*JOB*. Please print all of the material below, word for word.

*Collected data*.
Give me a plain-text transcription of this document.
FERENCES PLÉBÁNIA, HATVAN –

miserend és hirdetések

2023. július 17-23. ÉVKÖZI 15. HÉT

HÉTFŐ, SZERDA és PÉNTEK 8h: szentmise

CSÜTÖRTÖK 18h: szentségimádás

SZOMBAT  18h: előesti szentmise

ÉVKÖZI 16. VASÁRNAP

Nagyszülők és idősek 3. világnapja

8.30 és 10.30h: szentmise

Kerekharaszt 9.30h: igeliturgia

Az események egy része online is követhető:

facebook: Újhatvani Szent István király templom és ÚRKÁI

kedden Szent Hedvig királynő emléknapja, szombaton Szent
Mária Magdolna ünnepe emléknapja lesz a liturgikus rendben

*FULL SOLUTION*.
Give me a plain-text transcription of this document.
FERENCES PLÉBÁNIA, HATVAN –

miserend és hirdetések

2023. július 17-23. ÉVKÖZI 15. HÉT

HÉTFŐ, SZERDA és PÉNTEK 8h: szentmise

CSÜTÖRTÖK 18h: szentségimádás

SZOMBAT  18h: előesti szentmise

ÉVKÖZI 16. VASÁRNAP

Nagyszülők és idősek 3. világnapja

8.30 és 10.30h: szentmise

Kerekharaszt 9.30h: igeliturgia

Az események egy része online is követhető:

facebook: Újhatvani Szent István király templom és ÚRKÁI

kedden Szent Hedvig királynő emléknapja, szombaton Szent
Mária Magdolna ünnepe emléknapja lesz a liturgikus rendben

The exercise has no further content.